Data entries

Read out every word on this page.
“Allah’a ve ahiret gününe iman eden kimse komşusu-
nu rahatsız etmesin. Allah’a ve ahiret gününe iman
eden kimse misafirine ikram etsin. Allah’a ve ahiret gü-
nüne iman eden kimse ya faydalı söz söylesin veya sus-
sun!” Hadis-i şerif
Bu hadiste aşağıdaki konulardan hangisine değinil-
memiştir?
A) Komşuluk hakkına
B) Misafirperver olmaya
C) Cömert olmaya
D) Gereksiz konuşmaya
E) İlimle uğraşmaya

Problem
Exactly as written, please output every entry.

Result of this exercise
Read out every word on this page.
“Allah’a ve ahiret gününe iman eden kimse komşusu-
nu rahatsız etmesin. Allah’a ve ahiret gününe iman
eden kimse misafirine ikram etsin. Allah’a ve ahiret gü-
nüne iman eden kimse ya faydalı söz söylesin veya sus-
sun!” Hadis-i şerif
Bu hadiste aşağıdaki konulardan hangisine değinil-
memiştir?
A) Komşuluk hakkına
B) Misafirperver olmaya
C) Cömert olmaya
D) Gereksiz konuşmaya
E) İlimle uğraşmaya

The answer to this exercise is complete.